## Problem details
State the number of lines that contain "major", with no other text.
[Begin]
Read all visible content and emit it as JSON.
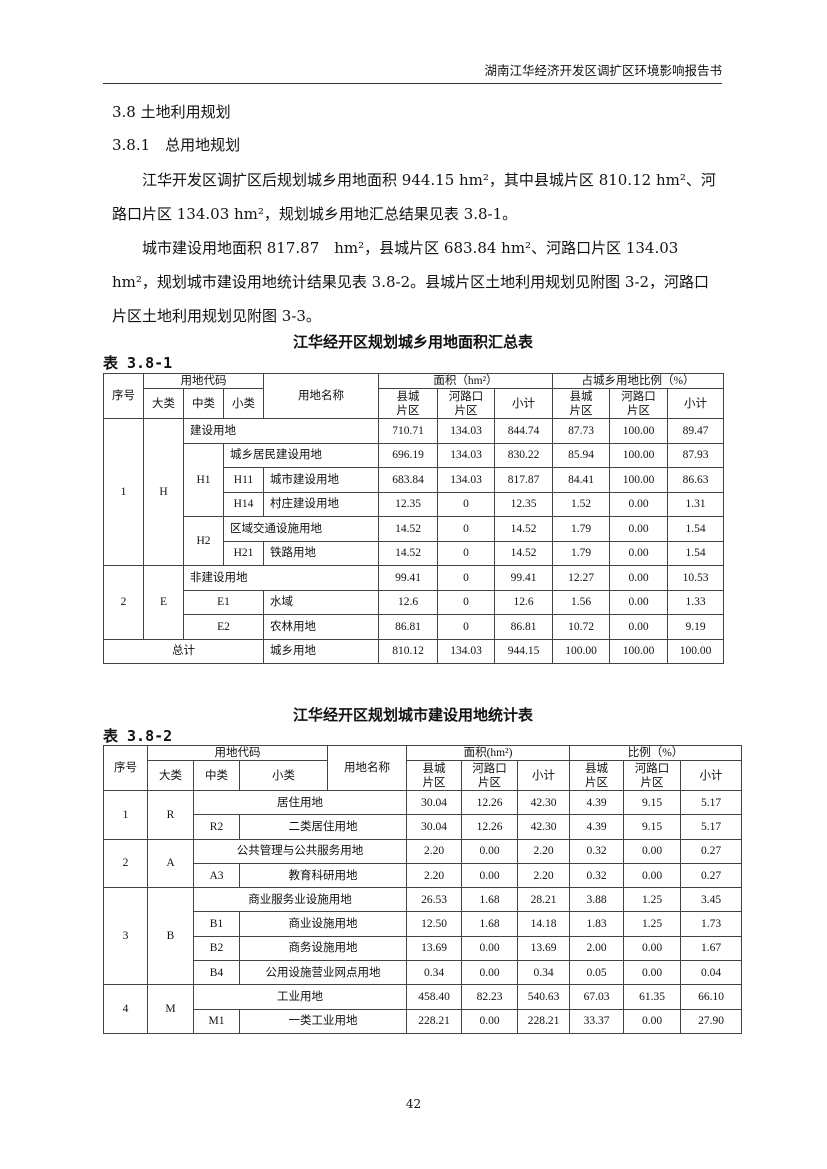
{
  "running_header": "湖南江华经济开发区调扩区环境影响报告书",
  "section": {
    "title": "3.8 土地利用规划",
    "subsection": "3.8.1　总用地规划"
  },
  "paragraphs": [
    "江华开发区调扩区后规划城乡用地面积 944.15 hm²，其中县城片区 810.12 hm²、河路口片区 134.03 hm²，规划城乡用地汇总结果见表 3.8-1。",
    "城市建设用地面积 817.87　hm²，县城片区 683.84 hm²、河路口片区 134.03 hm²，规划城市建设用地统计结果见表 3.8-2。县城片区土地利用规划见附图 3-2，河路口片区土地利用规划见附图 3-3。"
  ],
  "table1": {
    "caption": "江华经开区规划城乡用地面积汇总表",
    "number": "表 3.8-1",
    "headers": {
      "seq": "序号",
      "code": "用地代码",
      "major": "大类",
      "mid": "中类",
      "minor": "小类",
      "name": "用地名称",
      "area": "面积（hm²）",
      "ratio": "占城乡用地比例（%）",
      "county": [
        "县城",
        "片区"
      ],
      "helukou": [
        "河路口",
        "片区"
      ],
      "subtotal": "小计"
    },
    "rows": [
      {
        "seq": "1",
        "major": "H",
        "name": "建设用地",
        "values": [
          "710.71",
          "134.03",
          "844.74",
          "87.73",
          "100.00",
          "89.47"
        ]
      },
      {
        "mid": "H1",
        "name": "城乡居民建设用地",
        "values": [
          "696.19",
          "134.03",
          "830.22",
          "85.94",
          "100.00",
          "87.93"
        ]
      },
      {
        "minor": "H11",
        "name": "城市建设用地",
        "values": [
          "683.84",
          "134.03",
          "817.87",
          "84.41",
          "100.00",
          "86.63"
        ]
      },
      {
        "minor": "H14",
        "name": "村庄建设用地",
        "values": [
          "12.35",
          "0",
          "12.35",
          "1.52",
          "0.00",
          "1.31"
        ]
      },
      {
        "mid": "H2",
        "name": "区域交通设施用地",
        "values": [
          "14.52",
          "0",
          "14.52",
          "1.79",
          "0.00",
          "1.54"
        ]
      },
      {
        "minor": "H21",
        "name": "铁路用地",
        "values": [
          "14.52",
          "0",
          "14.52",
          "1.79",
          "0.00",
          "1.54"
        ]
      },
      {
        "seq": "2",
        "major": "E",
        "name": "非建设用地",
        "values": [
          "99.41",
          "0",
          "99.41",
          "12.27",
          "0.00",
          "10.53"
        ]
      },
      {
        "mid": "E1",
        "name": "水域",
        "values": [
          "12.6",
          "0",
          "12.6",
          "1.56",
          "0.00",
          "1.33"
        ]
      },
      {
        "mid": "E2",
        "name": "农林用地",
        "values": [
          "86.81",
          "0",
          "86.81",
          "10.72",
          "0.00",
          "9.19"
        ]
      },
      {
        "seq": "总计",
        "name": "城乡用地",
        "values": [
          "810.12",
          "134.03",
          "944.15",
          "100.00",
          "100.00",
          "100.00"
        ]
      }
    ]
  },
  "table2": {
    "caption": "江华经开区规划城市建设用地统计表",
    "number": "表 3.8-2",
    "headers": {
      "seq": "序号",
      "code": "用地代码",
      "major": "大类",
      "mid": "中类",
      "minor": "小类",
      "name": "用地名称",
      "area": "面积(hm²)",
      "ratio": "比例（%）",
      "county": [
        "县城",
        "片区"
      ],
      "helukou": [
        "河路口",
        "片区"
      ],
      "subtotal": "小计"
    },
    "rows": [
      {
        "seq": "1",
        "major": "R",
        "name": "居住用地",
        "values": [
          "30.04",
          "12.26",
          "42.30",
          "4.39",
          "9.15",
          "5.17"
        ]
      },
      {
        "mid": "R2",
        "name": "二类居住用地",
        "values": [
          "30.04",
          "12.26",
          "42.30",
          "4.39",
          "9.15",
          "5.17"
        ]
      },
      {
        "seq": "2",
        "major": "A",
        "name": "公共管理与公共服务用地",
        "values": [
          "2.20",
          "0.00",
          "2.20",
          "0.32",
          "0.00",
          "0.27"
        ]
      },
      {
        "mid": "A3",
        "name": "教育科研用地",
        "values": [
          "2.20",
          "0.00",
          "2.20",
          "0.32",
          "0.00",
          "0.27"
        ]
      },
      {
        "seq": "3",
        "major": "B",
        "name": "商业服务业设施用地",
        "values": [
          "26.53",
          "1.68",
          "28.21",
          "3.88",
          "1.25",
          "3.45"
        ]
      },
      {
        "mid": "B1",
        "name": "商业设施用地",
        "values": [
          "12.50",
          "1.68",
          "14.18",
          "1.83",
          "1.25",
          "1.73"
        ]
      },
      {
        "mid": "B2",
        "name": "商务设施用地",
        "values": [
          "13.69",
          "0.00",
          "13.69",
          "2.00",
          "0.00",
          "1.67"
        ]
      },
      {
        "mid": "B4",
        "name": "公用设施营业网点用地",
        "values": [
          "0.34",
          "0.00",
          "0.34",
          "0.05",
          "0.00",
          "0.04"
        ]
      },
      {
        "seq": "4",
        "major": "M",
        "name": "工业用地",
        "values": [
          "458.40",
          "82.23",
          "540.63",
          "67.03",
          "61.35",
          "66.10"
        ]
      },
      {
        "mid": "M1",
        "name": "一类工业用地",
        "values": [
          "228.21",
          "0.00",
          "228.21",
          "33.37",
          "0.00",
          "27.90"
        ]
      }
    ]
  },
  "page_number": "42"
}
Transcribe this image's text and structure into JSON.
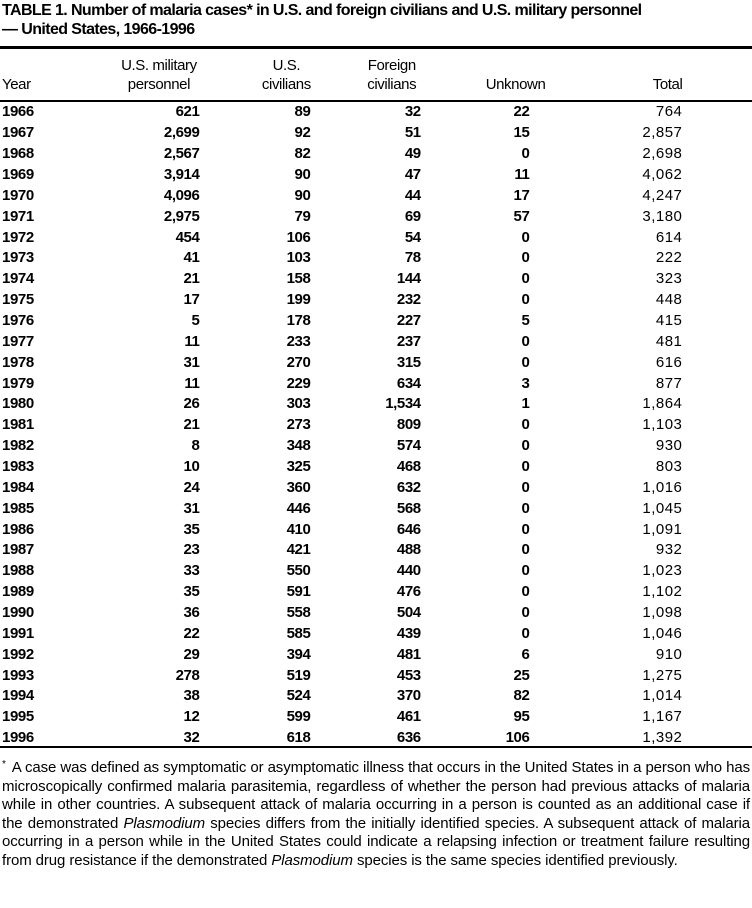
[End]
## The reply
8